** Begin Entries **

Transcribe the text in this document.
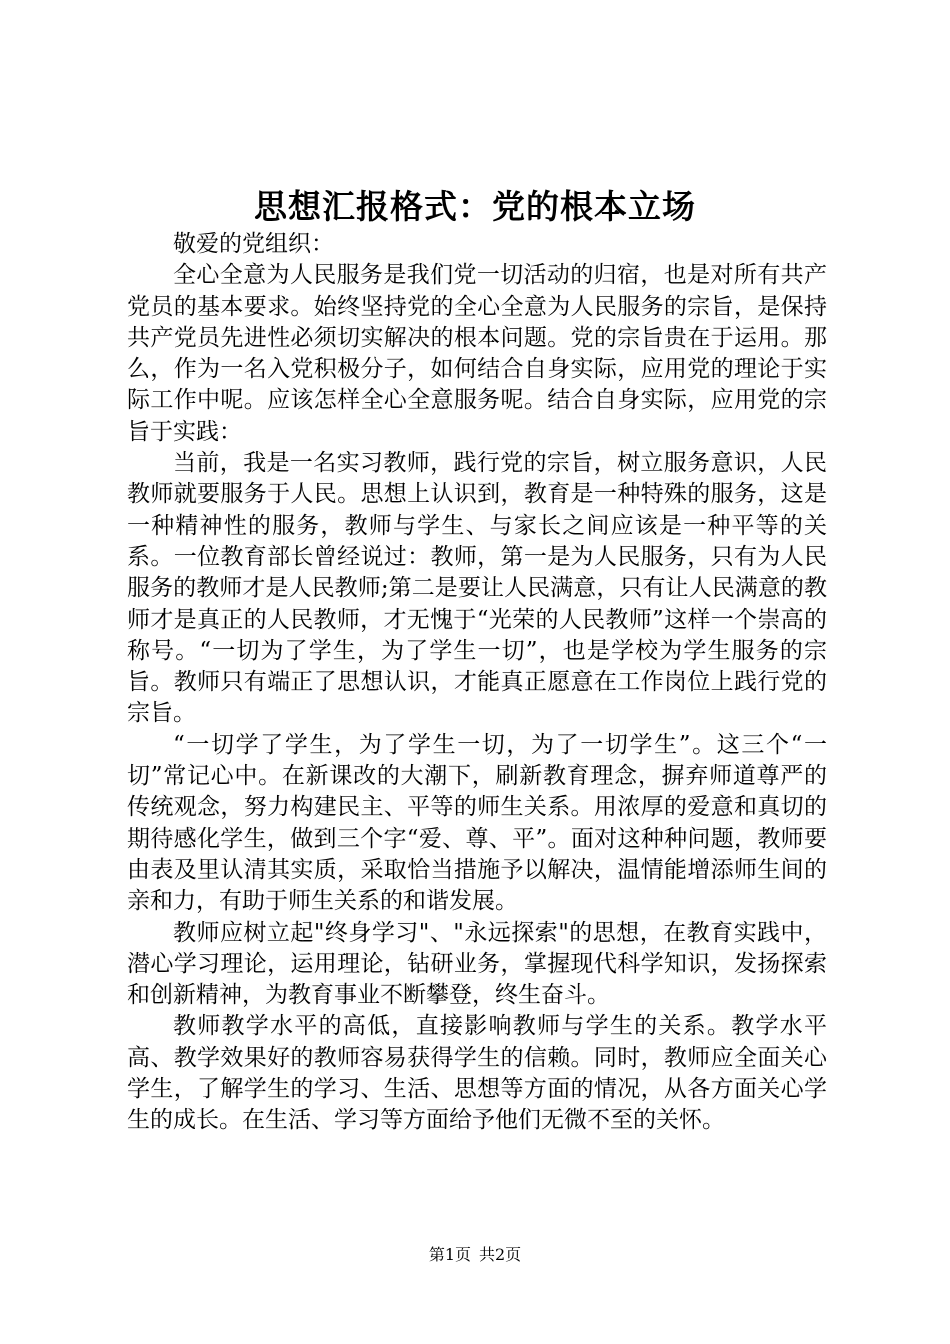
思想汇报格式：党的根本立场

敬爱的党组织：

全心全意为人民服务是我们党一切活动的归宿，也是对所有共产党员的基本要求。始终坚持党的全心全意为人民服务的宗旨，是保持共产党员先进性必须切实解决的根本问题。党的宗旨贵在于运用。那么，作为一名入党积极分子，如何结合自身实际，应用党的理论于实际工作中呢。应该怎样全心全意服务呢。结合自身实际，应用党的宗旨于实践：

当前，我是一名实习教师，践行党的宗旨，树立服务意识，人民教师就要服务于人民。思想上认识到，教育是一种特殊的服务，这是一种精神性的服务，教师与学生、与家长之间应该是一种平等的关系。一位教育部长曾经说过：教师，第一是为人民服务，只有为人民服务的教师才是人民教师;第二是要让人民满意，只有让人民满意的教师才是真正的人民教师，才无愧于“光荣的人民教师”这样一个崇高的称号。“一切为了学生，为了学生一切”，也是学校为学生服务的宗旨。教师只有端正了思想认识，才能真正愿意在工作岗位上践行党的宗旨。

“一切学了学生，为了学生一切，为了一切学生”。这三个“一切”常记心中。在新课改的大潮下，刷新教育理念，摒弃师道尊严的传统观念，努力构建民主、平等的师生关系。用浓厚的爱意和真切的期待感化学生，做到三个字“爱、尊、平”。面对这种种问题，教师要由表及里认清其实质，采取恰当措施予以解决，温情能增添师生间的亲和力，有助于师生关系的和谐发展。

教师应树立起"终身学习"、"永远探索"的思想，在教育实践中，潜心学习理论，运用理论，钻研业务，掌握现代科学知识，发扬探索和创新精神，为教育事业不断攀登，终生奋斗。

教师教学水平的高低，直接影响教师与学生的关系。教学水平高、教学效果好的教师容易获得学生的信赖。同时，教师应全面关心学生，了解学生的学习、生活、思想等方面的情况，从各方面关心学生的成长。在生活、学习等方面给予他们无微不至的关怀。

第1页 共2页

** End Entries **

* **Exercise task**: Reproduce each line of the material containing the word "为了学生一切".

* **Response to this task**:
当前，我是一名实习教师，践行党的宗旨，树立服务意识，人民教师就要服务于人民。思想上认识到，教育是一种特殊的服务，这是一种精神性的服务，教师与学生、与家长之间应该是一种平等的关系。一位教育部长曾经说过：教师，第一是为人民服务，只有为人民服务的教师才是人民教师;第二是要让人民满意，只有让人民满意的教师才是真正的人民教师，才无愧于“光荣的人民教师”这样一个崇高的称号。“一切为了学生，为了学生一切”，也是学校为学生服务的宗旨。教师只有端正了思想认识，才能真正愿意在工作岗位上践行党的宗旨。
“一切学了学生，为了学生一切，为了一切学生”。这三个“一切”常记心中。在新课改的大潮下，刷新教育理念，摒弃师道尊严的传统观念，努力构建民主、平等的师生关系。用浓厚的爱意和真切的期待感化学生，做到三个字“爱、尊、平”。面对这种种问题，教师要由表及里认清其实质，采取恰当措施予以解决，温情能增添师生间的亲和力，有助于师生关系的和谐发展。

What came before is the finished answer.